▶ [WHAT TO PRODUCE]
Gather all lines in the entries that include the word "this".

▶ [DATA SHOWN]

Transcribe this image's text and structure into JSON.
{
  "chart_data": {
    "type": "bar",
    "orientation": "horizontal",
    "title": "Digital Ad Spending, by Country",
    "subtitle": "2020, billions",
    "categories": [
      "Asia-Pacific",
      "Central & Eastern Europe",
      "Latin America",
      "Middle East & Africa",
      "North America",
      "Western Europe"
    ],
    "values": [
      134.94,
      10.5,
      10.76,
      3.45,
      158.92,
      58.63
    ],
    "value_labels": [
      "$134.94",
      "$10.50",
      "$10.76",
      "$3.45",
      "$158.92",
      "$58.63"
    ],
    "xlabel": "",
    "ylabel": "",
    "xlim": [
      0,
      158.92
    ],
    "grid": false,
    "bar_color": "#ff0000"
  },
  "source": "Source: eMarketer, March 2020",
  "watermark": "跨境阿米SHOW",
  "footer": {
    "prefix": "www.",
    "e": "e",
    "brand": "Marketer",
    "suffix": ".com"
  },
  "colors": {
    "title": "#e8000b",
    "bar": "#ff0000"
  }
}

--

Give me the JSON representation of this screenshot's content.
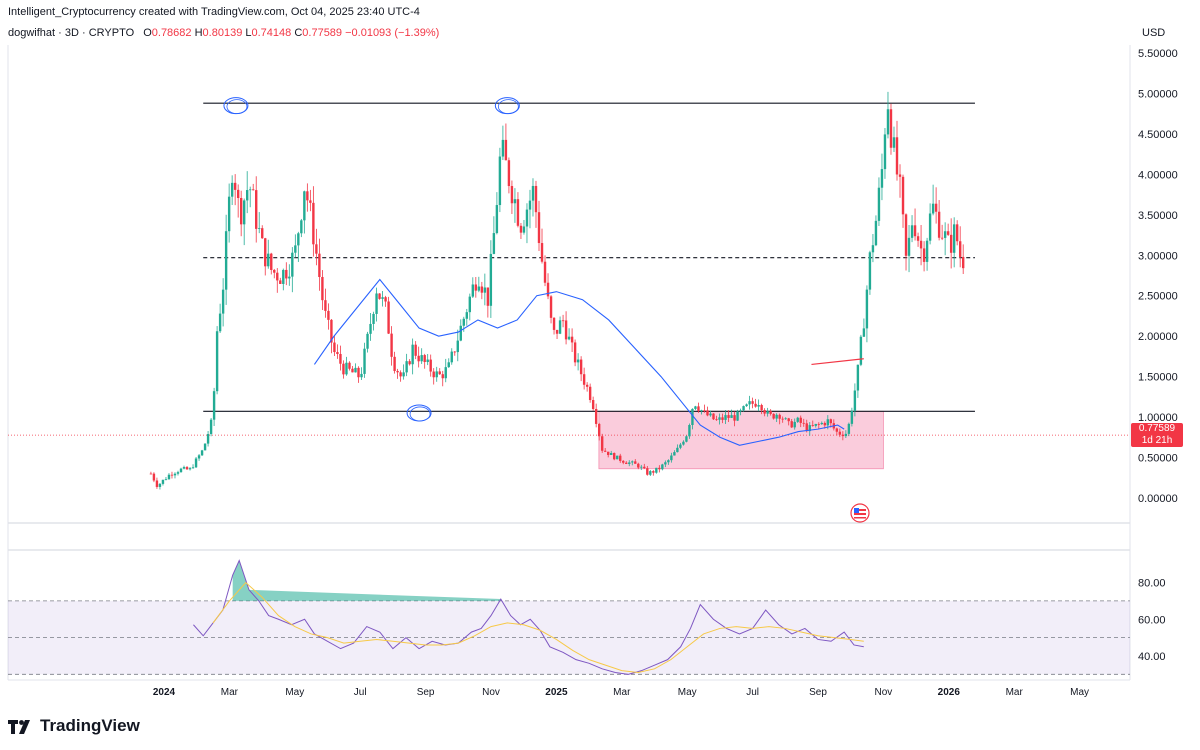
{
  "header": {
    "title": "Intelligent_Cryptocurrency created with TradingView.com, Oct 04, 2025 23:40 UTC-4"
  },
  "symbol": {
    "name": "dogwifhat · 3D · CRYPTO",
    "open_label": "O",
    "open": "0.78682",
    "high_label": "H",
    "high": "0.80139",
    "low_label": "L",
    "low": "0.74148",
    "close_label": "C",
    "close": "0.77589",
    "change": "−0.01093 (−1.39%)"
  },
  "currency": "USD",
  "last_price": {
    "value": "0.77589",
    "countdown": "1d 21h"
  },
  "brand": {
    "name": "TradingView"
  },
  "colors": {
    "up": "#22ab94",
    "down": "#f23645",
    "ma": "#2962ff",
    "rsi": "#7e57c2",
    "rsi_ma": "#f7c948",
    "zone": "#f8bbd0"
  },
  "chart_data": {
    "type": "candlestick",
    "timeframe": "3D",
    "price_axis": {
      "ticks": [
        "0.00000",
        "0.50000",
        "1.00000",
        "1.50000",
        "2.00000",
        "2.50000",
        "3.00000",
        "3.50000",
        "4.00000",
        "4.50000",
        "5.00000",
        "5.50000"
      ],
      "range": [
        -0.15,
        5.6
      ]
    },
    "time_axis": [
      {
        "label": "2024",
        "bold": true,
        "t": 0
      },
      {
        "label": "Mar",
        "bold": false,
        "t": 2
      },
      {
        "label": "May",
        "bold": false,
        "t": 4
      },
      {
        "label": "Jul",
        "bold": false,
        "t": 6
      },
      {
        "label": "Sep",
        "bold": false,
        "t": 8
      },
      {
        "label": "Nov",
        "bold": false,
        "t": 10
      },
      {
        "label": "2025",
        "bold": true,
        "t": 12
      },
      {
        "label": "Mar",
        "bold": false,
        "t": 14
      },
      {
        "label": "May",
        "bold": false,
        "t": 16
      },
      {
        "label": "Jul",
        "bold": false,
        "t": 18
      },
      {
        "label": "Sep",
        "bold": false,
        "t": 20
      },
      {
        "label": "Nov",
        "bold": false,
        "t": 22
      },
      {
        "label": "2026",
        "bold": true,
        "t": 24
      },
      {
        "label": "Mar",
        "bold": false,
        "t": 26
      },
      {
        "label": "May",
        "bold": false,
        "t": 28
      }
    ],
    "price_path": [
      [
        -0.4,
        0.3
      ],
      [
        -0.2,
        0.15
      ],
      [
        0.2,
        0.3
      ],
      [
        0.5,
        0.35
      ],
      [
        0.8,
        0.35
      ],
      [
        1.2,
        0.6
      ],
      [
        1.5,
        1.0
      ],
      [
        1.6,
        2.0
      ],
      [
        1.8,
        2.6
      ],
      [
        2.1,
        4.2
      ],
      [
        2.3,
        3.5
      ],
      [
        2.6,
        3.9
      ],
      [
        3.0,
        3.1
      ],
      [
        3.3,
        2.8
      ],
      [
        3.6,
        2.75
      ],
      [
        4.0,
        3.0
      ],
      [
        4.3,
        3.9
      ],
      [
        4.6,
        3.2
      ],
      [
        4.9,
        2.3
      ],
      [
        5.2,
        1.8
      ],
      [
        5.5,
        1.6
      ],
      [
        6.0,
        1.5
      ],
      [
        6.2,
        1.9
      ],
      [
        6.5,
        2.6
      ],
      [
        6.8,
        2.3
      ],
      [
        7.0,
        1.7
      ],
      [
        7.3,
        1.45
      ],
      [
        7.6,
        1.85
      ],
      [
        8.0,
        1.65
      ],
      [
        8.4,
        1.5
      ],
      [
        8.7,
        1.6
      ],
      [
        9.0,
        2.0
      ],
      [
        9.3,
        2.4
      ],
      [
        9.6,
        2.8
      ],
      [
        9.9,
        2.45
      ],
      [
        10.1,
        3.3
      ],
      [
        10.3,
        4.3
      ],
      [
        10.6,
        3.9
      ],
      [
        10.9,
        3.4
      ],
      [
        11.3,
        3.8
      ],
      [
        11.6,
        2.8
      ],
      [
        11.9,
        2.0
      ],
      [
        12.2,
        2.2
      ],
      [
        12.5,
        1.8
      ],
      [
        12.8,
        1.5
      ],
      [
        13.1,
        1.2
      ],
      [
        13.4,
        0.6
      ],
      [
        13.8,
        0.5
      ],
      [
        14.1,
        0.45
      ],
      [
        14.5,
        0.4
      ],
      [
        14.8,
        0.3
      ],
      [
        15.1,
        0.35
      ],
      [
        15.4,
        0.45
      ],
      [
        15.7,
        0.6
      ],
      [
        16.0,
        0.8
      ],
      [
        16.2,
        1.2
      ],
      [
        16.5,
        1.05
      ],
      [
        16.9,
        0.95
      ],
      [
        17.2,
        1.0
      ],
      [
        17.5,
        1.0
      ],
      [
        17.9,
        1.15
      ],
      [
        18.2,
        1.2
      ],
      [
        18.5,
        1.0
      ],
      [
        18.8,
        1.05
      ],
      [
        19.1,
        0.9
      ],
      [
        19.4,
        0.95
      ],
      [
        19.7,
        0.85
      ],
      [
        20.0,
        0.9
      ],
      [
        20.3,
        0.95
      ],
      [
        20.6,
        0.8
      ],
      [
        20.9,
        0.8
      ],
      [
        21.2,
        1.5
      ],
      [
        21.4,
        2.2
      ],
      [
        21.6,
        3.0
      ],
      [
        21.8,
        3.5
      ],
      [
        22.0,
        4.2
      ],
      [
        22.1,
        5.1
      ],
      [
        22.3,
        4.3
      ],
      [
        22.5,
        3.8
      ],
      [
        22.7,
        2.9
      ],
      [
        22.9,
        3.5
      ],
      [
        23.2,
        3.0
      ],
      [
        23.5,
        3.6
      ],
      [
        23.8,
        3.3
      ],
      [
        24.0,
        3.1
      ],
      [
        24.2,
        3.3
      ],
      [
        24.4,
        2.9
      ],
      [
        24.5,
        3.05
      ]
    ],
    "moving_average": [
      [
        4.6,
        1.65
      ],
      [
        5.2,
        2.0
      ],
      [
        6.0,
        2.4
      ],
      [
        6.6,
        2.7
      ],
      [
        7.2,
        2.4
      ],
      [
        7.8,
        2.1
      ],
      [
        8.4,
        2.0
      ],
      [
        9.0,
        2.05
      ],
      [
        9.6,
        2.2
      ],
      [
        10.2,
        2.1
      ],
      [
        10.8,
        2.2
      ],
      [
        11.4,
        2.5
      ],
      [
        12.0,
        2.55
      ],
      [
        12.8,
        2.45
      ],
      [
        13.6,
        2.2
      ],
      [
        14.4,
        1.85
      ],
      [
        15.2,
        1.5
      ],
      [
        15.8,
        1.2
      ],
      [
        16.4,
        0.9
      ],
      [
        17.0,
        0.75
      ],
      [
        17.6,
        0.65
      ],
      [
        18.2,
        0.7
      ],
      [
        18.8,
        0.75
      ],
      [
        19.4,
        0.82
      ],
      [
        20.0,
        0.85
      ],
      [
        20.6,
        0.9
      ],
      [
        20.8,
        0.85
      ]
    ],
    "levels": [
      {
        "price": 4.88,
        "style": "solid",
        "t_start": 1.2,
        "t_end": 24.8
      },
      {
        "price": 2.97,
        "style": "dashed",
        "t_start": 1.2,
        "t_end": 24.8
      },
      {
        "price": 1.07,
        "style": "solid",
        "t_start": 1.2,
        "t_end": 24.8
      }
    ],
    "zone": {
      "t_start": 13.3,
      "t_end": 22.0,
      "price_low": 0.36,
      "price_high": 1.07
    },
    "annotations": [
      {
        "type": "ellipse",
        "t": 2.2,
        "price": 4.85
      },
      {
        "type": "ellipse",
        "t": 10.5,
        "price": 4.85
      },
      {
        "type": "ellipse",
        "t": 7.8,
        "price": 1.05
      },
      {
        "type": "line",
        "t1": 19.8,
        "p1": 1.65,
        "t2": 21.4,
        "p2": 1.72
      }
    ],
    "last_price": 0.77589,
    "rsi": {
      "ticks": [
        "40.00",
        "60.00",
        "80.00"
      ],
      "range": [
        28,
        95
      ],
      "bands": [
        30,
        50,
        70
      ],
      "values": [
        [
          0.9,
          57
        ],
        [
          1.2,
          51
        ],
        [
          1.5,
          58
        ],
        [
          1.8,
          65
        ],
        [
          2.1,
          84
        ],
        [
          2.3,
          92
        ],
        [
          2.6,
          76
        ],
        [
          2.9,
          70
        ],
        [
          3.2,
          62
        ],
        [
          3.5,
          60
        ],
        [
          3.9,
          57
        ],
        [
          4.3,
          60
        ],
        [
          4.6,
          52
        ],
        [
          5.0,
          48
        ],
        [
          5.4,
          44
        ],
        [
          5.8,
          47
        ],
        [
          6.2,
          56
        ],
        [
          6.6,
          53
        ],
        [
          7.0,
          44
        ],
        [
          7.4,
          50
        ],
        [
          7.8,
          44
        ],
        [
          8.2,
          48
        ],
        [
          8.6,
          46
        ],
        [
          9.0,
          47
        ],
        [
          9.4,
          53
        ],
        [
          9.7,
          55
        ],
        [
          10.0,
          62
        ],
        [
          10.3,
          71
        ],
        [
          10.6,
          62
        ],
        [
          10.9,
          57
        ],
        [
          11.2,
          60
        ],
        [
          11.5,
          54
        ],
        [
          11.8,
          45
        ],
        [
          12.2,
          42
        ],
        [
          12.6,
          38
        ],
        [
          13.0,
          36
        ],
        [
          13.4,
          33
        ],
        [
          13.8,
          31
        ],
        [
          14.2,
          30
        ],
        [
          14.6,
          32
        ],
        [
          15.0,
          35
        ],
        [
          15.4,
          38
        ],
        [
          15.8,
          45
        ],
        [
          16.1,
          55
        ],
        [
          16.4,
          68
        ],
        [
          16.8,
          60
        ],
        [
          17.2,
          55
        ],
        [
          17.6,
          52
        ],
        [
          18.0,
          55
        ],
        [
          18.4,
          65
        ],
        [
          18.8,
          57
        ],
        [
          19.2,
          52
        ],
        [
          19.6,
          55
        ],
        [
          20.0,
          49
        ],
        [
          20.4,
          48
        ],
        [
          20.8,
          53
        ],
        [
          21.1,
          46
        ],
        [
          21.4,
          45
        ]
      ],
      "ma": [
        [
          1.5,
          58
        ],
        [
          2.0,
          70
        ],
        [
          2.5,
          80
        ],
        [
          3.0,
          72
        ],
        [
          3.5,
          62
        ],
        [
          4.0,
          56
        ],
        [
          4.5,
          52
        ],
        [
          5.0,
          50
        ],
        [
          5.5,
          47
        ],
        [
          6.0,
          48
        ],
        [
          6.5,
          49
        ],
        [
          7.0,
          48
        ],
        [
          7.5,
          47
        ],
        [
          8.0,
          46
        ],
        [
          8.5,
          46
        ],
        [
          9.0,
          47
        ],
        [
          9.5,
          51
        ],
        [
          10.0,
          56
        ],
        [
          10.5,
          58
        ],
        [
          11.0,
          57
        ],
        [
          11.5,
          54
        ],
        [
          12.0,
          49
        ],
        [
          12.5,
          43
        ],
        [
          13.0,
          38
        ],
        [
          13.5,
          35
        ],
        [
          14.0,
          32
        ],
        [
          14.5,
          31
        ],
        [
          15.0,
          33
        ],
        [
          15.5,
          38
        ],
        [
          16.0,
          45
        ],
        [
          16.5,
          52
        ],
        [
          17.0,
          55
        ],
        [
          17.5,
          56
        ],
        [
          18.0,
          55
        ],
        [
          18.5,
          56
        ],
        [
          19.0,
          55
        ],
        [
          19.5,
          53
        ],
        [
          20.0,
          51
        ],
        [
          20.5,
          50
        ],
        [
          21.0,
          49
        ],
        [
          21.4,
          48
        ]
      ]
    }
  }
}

▶ [OUTPUT]
Transcribe this image's text and structure into JSON.
Give me the JSON representation of this screenshot's content.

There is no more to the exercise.